_DATASET ROWS_.

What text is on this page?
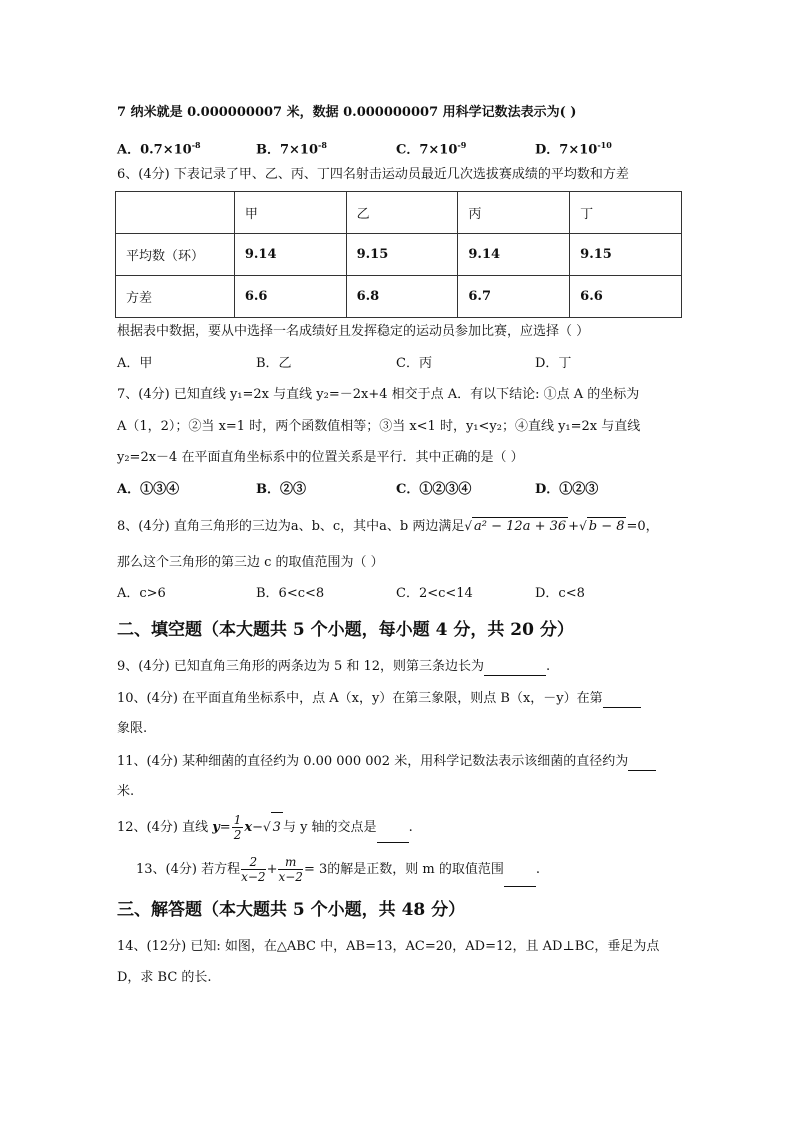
7 纳米就是 0.000000007 米，数据 0.000000007 用科学记数法表示为( )
A．$0.7\times 10^{-8}$	B．$7\times 10^{-8}$	C．$7\times 10^{-9}$	D．$7\times 10^{-10}$
6、(4分) 下表记录了甲、乙、丙、丁四名射击运动员最近几次选拔赛成绩的平均数和方差
	甲	乙	丙	丁
平均数（环）	9.14	9.15	9.14	9.15
方差	6.6	6.8	6.7	6.6
根据表中数据，要从中选择一名成绩好且发挥稳定的运动员参加比赛，应选择（ ）
A．甲	B．乙	C．丙	D．丁
7、(4分) 已知直线 y₁=2x 与直线 y₂=－2x+4 相交于点 A．有以下结论: ①点 A 的坐标为
A（1，2）；②当 x=1 时，两个函数值相等；③当 x<1 时，y₁<y₂；④直线 y₁=2x 与直线
y₂=2x－4 在平面直角坐标系中的位置关系是平行．其中正确的是（ ）
A．①③④	B．②③	C．①②③④	D．①②③
8、(4分) 直角三角形的三边为a、b、c，其中a、b 两边满足√ a² − 12a + 36 +√ b − 8 =0，
那么这个三角形的第三边 c 的取值范围为（ ）
A．c>6	B．6<c<8	C．2<c<14	D．c<8
二、填空题（本大题共 5 个小题，每小题 4 分，共 20 分）
9、(4分) 已知直角三角形的两条边为 5 和 12，则第三条边长为	.
10、(4分) 在平面直角坐标系中，点 A（x，y）在第三象限，则点 B（x，－y）在第
象限.
11、(4分) 某种细菌的直径约为 0.00 000 002 米，用科学记数法表示该细菌的直径约为
米.
12、(4分) 直线 $y= \frac{1}{2} x-√$ 3 与 y 轴的交点是 .
13、(4分) 若方程 $\frac{2}{x-2} + \frac{m}{x-2} = 3$的解是正数，则 m 的取值范围 .
三、解答题（本大题共 5 个小题，共 48 分）
14、(12分) 已知: 如图，在△ABC 中，AB=13，AC=20，AD=12，且 AD⊥BC，垂足为点
D，求 BC 的长.
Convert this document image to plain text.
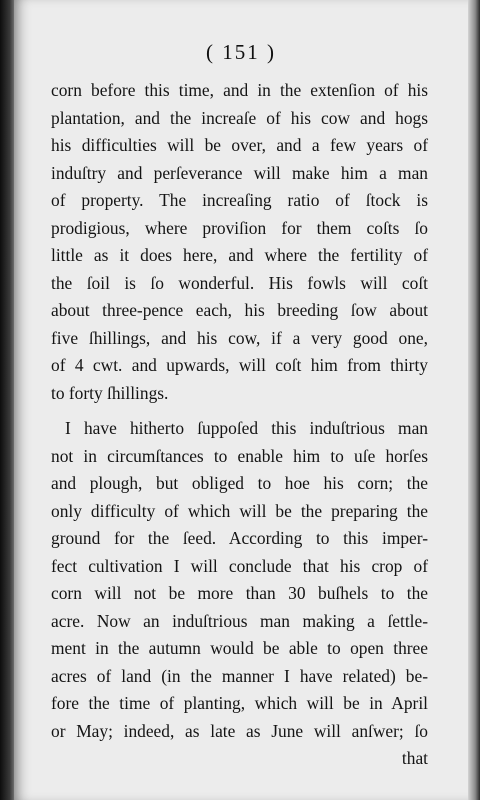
( 151 )
corn before this time, and in the extenſion of his
plantation, and the increaſe of his cow and hogs
his difficulties will be over, and a few years of
induſtry and perſeverance will make him a man
of property. The increaſing ratio of ſtock is
prodigious, where proviſion for them coſts ſo
little as it does here, and where the fertility of
the ſoil is ſo wonderful. His fowls will coſt
about three-pence each, his breeding ſow about
five ſhillings, and his cow, if a very good one,
of 4 cwt. and upwards, will coſt him from thirty
to forty ſhillings.
I have hitherto ſuppoſed this induſtrious man
not in circumſtances to enable him to uſe horſes
and plough, but obliged to hoe his corn; the
only difficulty of which will be the preparing the
ground for the ſeed. According to this imper-
fect cultivation I will conclude that his crop of
corn will not be more than 30 buſhels to the
acre. Now an induſtrious man making a ſettle-
ment in the autumn would be able to open three
acres of land (in the manner I have related) be-
fore the time of planting, which will be in April
or May; indeed, as late as June will anſwer; ſo
that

_GOAL_.
Repeat the material above verbatim. Leave the pictures behind.

_TASK RESPONSE_.
What text is on this page?
7 纳米就是 0.000000007 米，数据 0.000000007 用科学记数法表示为( )
A．$0.7\times 10^{-8}$	B．$7\times 10^{-8}$	C．$7\times 10^{-9}$	D．$7\times 10^{-10}$
6、(4分) 下表记录了甲、乙、丙、丁四名射击运动员最近几次选拔赛成绩的平均数和方差
	甲	乙	丙	丁
平均数（环）	9.14	9.15	9.14	9.15
方差	6.6	6.8	6.7	6.6
根据表中数据，要从中选择一名成绩好且发挥稳定的运动员参加比赛，应选择（ ）
A．甲	B．乙	C．丙	D．丁
7、(4分) 已知直线 y₁=2x 与直线 y₂=－2x+4 相交于点 A．有以下结论: ①点 A 的坐标为
A（1，2）；②当 x=1 时，两个函数值相等；③当 x<1 时，y₁<y₂；④直线 y₁=2x 与直线
y₂=2x－4 在平面直角坐标系中的位置关系是平行．其中正确的是（ ）
A．①③④	B．②③	C．①②③④	D．①②③
8、(4分) 直角三角形的三边为a、b、c，其中a、b 两边满足√ a² − 12a + 36 +√ b − 8 =0，
那么这个三角形的第三边 c 的取值范围为（ ）
A．c>6	B．6<c<8	C．2<c<14	D．c<8
二、填空题（本大题共 5 个小题，每小题 4 分，共 20 分）
9、(4分) 已知直角三角形的两条边为 5 和 12，则第三条边长为	.
10、(4分) 在平面直角坐标系中，点 A（x，y）在第三象限，则点 B（x，－y）在第
象限.
11、(4分) 某种细菌的直径约为 0.00 000 002 米，用科学记数法表示该细菌的直径约为
米.
12、(4分) 直线 $y= \frac{1}{2} x-√$ 3 与 y 轴的交点是 .
13、(4分) 若方程 $\frac{2}{x-2} + \frac{m}{x-2} = 3$的解是正数，则 m 的取值范围 .
三、解答题（本大题共 5 个小题，共 48 分）
14、(12分) 已知: 如图，在△ABC 中，AB=13，AC=20，AD=12，且 AD⊥BC，垂足为点
D，求 BC 的长.
Convert this document image to plain text.
( 151 )
corn before this time, and in the extenſion of his
plantation, and the increaſe of his cow and hogs
his difficulties will be over, and a few years of
induſtry and perſeverance will make him a man
of property. The increaſing ratio of ſtock is
prodigious, where proviſion for them coſts ſo
little as it does here, and where the fertility of
the ſoil is ſo wonderful. His fowls will coſt
about three-pence each, his breeding ſow about
five ſhillings, and his cow, if a very good one,
of 4 cwt. and upwards, will coſt him from thirty
to forty ſhillings.
I have hitherto ſuppoſed this induſtrious man
not in circumſtances to enable him to uſe horſes
and plough, but obliged to hoe his corn; the
only difficulty of which will be the preparing the
ground for the ſeed. According to this imper-
fect cultivation I will conclude that his crop of
corn will not be more than 30 buſhels to the
acre. Now an induſtrious man making a ſettle-
ment in the autumn would be able to open three
acres of land (in the manner I have related) be-
fore the time of planting, which will be in April
or May; indeed, as late as June will anſwer; ſo
that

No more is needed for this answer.